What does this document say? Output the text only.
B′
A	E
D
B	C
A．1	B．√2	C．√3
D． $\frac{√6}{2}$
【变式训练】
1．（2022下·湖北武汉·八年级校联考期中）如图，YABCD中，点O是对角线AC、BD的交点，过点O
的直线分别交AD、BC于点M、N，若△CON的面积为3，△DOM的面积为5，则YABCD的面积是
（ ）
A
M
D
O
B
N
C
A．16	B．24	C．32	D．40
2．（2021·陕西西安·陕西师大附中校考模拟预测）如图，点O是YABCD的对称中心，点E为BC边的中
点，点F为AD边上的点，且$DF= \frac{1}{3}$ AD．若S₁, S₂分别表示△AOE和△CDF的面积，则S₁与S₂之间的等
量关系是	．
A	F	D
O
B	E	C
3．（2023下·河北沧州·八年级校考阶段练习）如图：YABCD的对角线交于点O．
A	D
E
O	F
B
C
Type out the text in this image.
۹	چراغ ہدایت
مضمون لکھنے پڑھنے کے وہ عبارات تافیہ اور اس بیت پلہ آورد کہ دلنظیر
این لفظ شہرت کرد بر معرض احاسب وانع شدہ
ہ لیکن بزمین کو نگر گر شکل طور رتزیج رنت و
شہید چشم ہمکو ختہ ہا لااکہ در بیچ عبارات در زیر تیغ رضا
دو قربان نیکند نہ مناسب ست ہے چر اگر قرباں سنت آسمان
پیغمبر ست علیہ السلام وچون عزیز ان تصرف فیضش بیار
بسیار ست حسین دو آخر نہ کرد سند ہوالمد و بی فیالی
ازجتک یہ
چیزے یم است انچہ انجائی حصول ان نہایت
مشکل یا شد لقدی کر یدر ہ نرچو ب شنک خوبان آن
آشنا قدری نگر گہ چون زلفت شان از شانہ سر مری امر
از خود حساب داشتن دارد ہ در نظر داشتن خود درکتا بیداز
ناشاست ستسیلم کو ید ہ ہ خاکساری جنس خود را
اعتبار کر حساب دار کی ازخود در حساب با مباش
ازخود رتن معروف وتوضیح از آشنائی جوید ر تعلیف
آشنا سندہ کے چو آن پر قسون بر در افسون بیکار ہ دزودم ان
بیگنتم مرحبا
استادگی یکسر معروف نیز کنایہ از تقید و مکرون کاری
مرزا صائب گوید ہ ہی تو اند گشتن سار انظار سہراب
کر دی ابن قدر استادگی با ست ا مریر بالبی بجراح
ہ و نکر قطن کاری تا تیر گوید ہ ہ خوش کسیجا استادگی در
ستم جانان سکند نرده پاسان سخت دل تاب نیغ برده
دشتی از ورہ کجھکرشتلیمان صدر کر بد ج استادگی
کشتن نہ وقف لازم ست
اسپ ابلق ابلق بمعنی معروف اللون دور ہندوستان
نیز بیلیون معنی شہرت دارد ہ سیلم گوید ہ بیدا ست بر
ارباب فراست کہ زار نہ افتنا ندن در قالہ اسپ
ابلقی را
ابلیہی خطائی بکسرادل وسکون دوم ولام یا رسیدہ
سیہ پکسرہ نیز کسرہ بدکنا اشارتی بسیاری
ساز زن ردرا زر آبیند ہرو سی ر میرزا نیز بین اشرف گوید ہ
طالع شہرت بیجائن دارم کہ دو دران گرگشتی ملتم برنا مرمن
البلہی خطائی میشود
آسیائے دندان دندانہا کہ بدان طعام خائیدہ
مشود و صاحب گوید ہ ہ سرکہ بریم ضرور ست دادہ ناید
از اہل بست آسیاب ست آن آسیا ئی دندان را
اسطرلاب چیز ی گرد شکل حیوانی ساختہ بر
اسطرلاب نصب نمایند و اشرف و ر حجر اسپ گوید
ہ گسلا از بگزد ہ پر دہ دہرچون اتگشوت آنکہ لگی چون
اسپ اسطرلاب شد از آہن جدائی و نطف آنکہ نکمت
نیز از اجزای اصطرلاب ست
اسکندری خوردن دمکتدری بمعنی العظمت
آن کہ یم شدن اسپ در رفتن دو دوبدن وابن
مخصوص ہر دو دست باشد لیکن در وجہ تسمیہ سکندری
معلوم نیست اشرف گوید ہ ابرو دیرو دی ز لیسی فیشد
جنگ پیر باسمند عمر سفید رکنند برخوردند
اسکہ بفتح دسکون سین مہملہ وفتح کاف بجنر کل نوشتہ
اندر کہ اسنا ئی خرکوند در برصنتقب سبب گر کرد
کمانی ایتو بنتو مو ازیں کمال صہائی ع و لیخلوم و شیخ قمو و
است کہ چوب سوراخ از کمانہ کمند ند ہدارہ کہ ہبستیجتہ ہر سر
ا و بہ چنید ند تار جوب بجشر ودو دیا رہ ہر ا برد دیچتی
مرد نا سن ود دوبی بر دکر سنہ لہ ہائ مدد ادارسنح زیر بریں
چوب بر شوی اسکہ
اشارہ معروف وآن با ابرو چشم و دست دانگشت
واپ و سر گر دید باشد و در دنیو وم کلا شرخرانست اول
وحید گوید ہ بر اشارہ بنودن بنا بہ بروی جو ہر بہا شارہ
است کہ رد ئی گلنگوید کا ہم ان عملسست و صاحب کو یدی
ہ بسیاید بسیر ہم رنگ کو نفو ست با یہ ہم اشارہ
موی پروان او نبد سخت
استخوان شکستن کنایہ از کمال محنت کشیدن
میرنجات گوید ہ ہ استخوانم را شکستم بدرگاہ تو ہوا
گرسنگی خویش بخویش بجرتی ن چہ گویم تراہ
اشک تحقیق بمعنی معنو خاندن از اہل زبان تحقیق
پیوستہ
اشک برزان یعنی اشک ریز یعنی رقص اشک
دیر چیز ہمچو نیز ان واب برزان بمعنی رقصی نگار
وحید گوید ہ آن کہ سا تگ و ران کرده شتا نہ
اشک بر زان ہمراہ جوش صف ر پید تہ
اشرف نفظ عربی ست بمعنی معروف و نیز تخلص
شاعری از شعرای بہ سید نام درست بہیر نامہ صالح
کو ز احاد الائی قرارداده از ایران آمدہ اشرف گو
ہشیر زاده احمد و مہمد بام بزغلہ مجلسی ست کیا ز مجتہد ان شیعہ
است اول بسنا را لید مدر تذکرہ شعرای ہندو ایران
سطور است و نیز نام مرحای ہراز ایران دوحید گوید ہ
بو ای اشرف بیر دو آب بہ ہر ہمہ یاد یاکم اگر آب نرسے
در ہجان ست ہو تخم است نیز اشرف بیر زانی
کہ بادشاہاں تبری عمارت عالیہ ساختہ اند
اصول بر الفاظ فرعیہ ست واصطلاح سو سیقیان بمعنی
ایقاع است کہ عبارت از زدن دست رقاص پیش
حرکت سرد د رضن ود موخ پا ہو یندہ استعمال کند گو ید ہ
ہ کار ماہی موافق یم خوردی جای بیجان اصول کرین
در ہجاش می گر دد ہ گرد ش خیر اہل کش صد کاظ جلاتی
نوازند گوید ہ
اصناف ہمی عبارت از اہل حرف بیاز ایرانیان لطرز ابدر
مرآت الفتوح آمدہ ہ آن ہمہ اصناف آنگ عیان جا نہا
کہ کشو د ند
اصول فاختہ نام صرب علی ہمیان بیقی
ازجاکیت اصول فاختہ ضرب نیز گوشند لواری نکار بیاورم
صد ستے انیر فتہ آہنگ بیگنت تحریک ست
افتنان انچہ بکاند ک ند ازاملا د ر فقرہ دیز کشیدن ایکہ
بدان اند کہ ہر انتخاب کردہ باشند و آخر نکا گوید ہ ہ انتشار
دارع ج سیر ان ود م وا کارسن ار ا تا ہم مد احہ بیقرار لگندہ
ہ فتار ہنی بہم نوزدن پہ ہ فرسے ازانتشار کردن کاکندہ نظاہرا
:::::
Requirement
Repeat the records above exactly, from the first line to the last.

Task response
What does this document say? Output the text only.
B′
A	E
D
B	C
A．1	B．√2	C．√3
D． $\frac{√6}{2}$
【变式训练】
1．（2022下·湖北武汉·八年级校联考期中）如图，YABCD中，点O是对角线AC、BD的交点，过点O
的直线分别交AD、BC于点M、N，若△CON的面积为3，△DOM的面积为5，则YABCD的面积是
（ ）
A
M
D
O
B
N
C
A．16	B．24	C．32	D．40
2．（2021·陕西西安·陕西师大附中校考模拟预测）如图，点O是YABCD的对称中心，点E为BC边的中
点，点F为AD边上的点，且$DF= \frac{1}{3}$ AD．若S₁, S₂分别表示△AOE和△CDF的面积，则S₁与S₂之间的等
量关系是	．
A	F	D
O
B	E	C
3．（2023下·河北沧州·八年级校考阶段练习）如图：YABCD的对角线交于点O．
A	D
E
O	F
B
C
Type out the text in this image.
۹	چراغ ہدایت
مضمون لکھنے پڑھنے کے وہ عبارات تافیہ اور اس بیت پلہ آورد کہ دلنظیر
این لفظ شہرت کرد بر معرض احاسب وانع شدہ
ہ لیکن بزمین کو نگر گر شکل طور رتزیج رنت و
شہید چشم ہمکو ختہ ہا لااکہ در بیچ عبارات در زیر تیغ رضا
دو قربان نیکند نہ مناسب ست ہے چر اگر قرباں سنت آسمان
پیغمبر ست علیہ السلام وچون عزیز ان تصرف فیضش بیار
بسیار ست حسین دو آخر نہ کرد سند ہوالمد و بی فیالی
ازجتک یہ
چیزے یم است انچہ انجائی حصول ان نہایت
مشکل یا شد لقدی کر یدر ہ نرچو ب شنک خوبان آن
آشنا قدری نگر گہ چون زلفت شان از شانہ سر مری امر
از خود حساب داشتن دارد ہ در نظر داشتن خود درکتا بیداز
ناشاست ستسیلم کو ید ہ ہ خاکساری جنس خود را
اعتبار کر حساب دار کی ازخود در حساب با مباش
ازخود رتن معروف وتوضیح از آشنائی جوید ر تعلیف
آشنا سندہ کے چو آن پر قسون بر در افسون بیکار ہ دزودم ان
بیگنتم مرحبا
استادگی یکسر معروف نیز کنایہ از تقید و مکرون کاری
مرزا صائب گوید ہ ہی تو اند گشتن سار انظار سہراب
کر دی ابن قدر استادگی با ست ا مریر بالبی بجراح
ہ و نکر قطن کاری تا تیر گوید ہ ہ خوش کسیجا استادگی در
ستم جانان سکند نرده پاسان سخت دل تاب نیغ برده
دشتی از ورہ کجھکرشتلیمان صدر کر بد ج استادگی
کشتن نہ وقف لازم ست
اسپ ابلق ابلق بمعنی معروف اللون دور ہندوستان
نیز بیلیون معنی شہرت دارد ہ سیلم گوید ہ بیدا ست بر
ارباب فراست کہ زار نہ افتنا ندن در قالہ اسپ
ابلقی را
ابلیہی خطائی بکسرادل وسکون دوم ولام یا رسیدہ
سیہ پکسرہ نیز کسرہ بدکنا اشارتی بسیاری
ساز زن ردرا زر آبیند ہرو سی ر میرزا نیز بین اشرف گوید ہ
طالع شہرت بیجائن دارم کہ دو دران گرگشتی ملتم برنا مرمن
البلہی خطائی میشود
آسیائے دندان دندانہا کہ بدان طعام خائیدہ
مشود و صاحب گوید ہ ہ سرکہ بریم ضرور ست دادہ ناید
از اہل بست آسیاب ست آن آسیا ئی دندان را
اسطرلاب چیز ی گرد شکل حیوانی ساختہ بر
اسطرلاب نصب نمایند و اشرف و ر حجر اسپ گوید
ہ گسلا از بگزد ہ پر دہ دہرچون اتگشوت آنکہ لگی چون
اسپ اسطرلاب شد از آہن جدائی و نطف آنکہ نکمت
نیز از اجزای اصطرلاب ست
اسکندری خوردن دمکتدری بمعنی العظمت
آن کہ یم شدن اسپ در رفتن دو دوبدن وابن
مخصوص ہر دو دست باشد لیکن در وجہ تسمیہ سکندری
معلوم نیست اشرف گوید ہ ابرو دیرو دی ز لیسی فیشد
جنگ پیر باسمند عمر سفید رکنند برخوردند
اسکہ بفتح دسکون سین مہملہ وفتح کاف بجنر کل نوشتہ
اندر کہ اسنا ئی خرکوند در برصنتقب سبب گر کرد
کمانی ایتو بنتو مو ازیں کمال صہائی ع و لیخلوم و شیخ قمو و
است کہ چوب سوراخ از کمانہ کمند ند ہدارہ کہ ہبستیجتہ ہر سر
ا و بہ چنید ند تار جوب بجشر ودو دیا رہ ہر ا برد دیچتی
مرد نا سن ود دوبی بر دکر سنہ لہ ہائ مدد ادارسنح زیر بریں
چوب بر شوی اسکہ
اشارہ معروف وآن با ابرو چشم و دست دانگشت
واپ و سر گر دید باشد و در دنیو وم کلا شرخرانست اول
وحید گوید ہ بر اشارہ بنودن بنا بہ بروی جو ہر بہا شارہ
است کہ رد ئی گلنگوید کا ہم ان عملسست و صاحب کو یدی
ہ بسیاید بسیر ہم رنگ کو نفو ست با یہ ہم اشارہ
موی پروان او نبد سخت
استخوان شکستن کنایہ از کمال محنت کشیدن
میرنجات گوید ہ ہ استخوانم را شکستم بدرگاہ تو ہوا
گرسنگی خویش بخویش بجرتی ن چہ گویم تراہ
اشک تحقیق بمعنی معنو خاندن از اہل زبان تحقیق
پیوستہ
اشک برزان یعنی اشک ریز یعنی رقص اشک
دیر چیز ہمچو نیز ان واب برزان بمعنی رقصی نگار
وحید گوید ہ آن کہ سا تگ و ران کرده شتا نہ
اشک بر زان ہمراہ جوش صف ر پید تہ
اشرف نفظ عربی ست بمعنی معروف و نیز تخلص
شاعری از شعرای بہ سید نام درست بہیر نامہ صالح
کو ز احاد الائی قرارداده از ایران آمدہ اشرف گو
ہشیر زاده احمد و مہمد بام بزغلہ مجلسی ست کیا ز مجتہد ان شیعہ
است اول بسنا را لید مدر تذکرہ شعرای ہندو ایران
سطور است و نیز نام مرحای ہراز ایران دوحید گوید ہ
بو ای اشرف بیر دو آب بہ ہر ہمہ یاد یاکم اگر آب نرسے
در ہجان ست ہو تخم است نیز اشرف بیر زانی
کہ بادشاہاں تبری عمارت عالیہ ساختہ اند
اصول بر الفاظ فرعیہ ست واصطلاح سو سیقیان بمعنی
ایقاع است کہ عبارت از زدن دست رقاص پیش
حرکت سرد د رضن ود موخ پا ہو یندہ استعمال کند گو ید ہ
ہ کار ماہی موافق یم خوردی جای بیجان اصول کرین
در ہجاش می گر دد ہ گرد ش خیر اہل کش صد کاظ جلاتی
نوازند گوید ہ
اصناف ہمی عبارت از اہل حرف بیاز ایرانیان لطرز ابدر
مرآت الفتوح آمدہ ہ آن ہمہ اصناف آنگ عیان جا نہا
کہ کشو د ند
اصول فاختہ نام صرب علی ہمیان بیقی
ازجاکیت اصول فاختہ ضرب نیز گوشند لواری نکار بیاورم
صد ستے انیر فتہ آہنگ بیگنت تحریک ست
افتنان انچہ بکاند ک ند ازاملا د ر فقرہ دیز کشیدن ایکہ
بدان اند کہ ہر انتخاب کردہ باشند و آخر نکا گوید ہ ہ انتشار
دارع ج سیر ان ود م وا کارسن ار ا تا ہم مد احہ بیقرار لگندہ
ہ فتار ہنی بہم نوزدن پہ ہ فرسے ازانتشار کردن کاکندہ نظاہرا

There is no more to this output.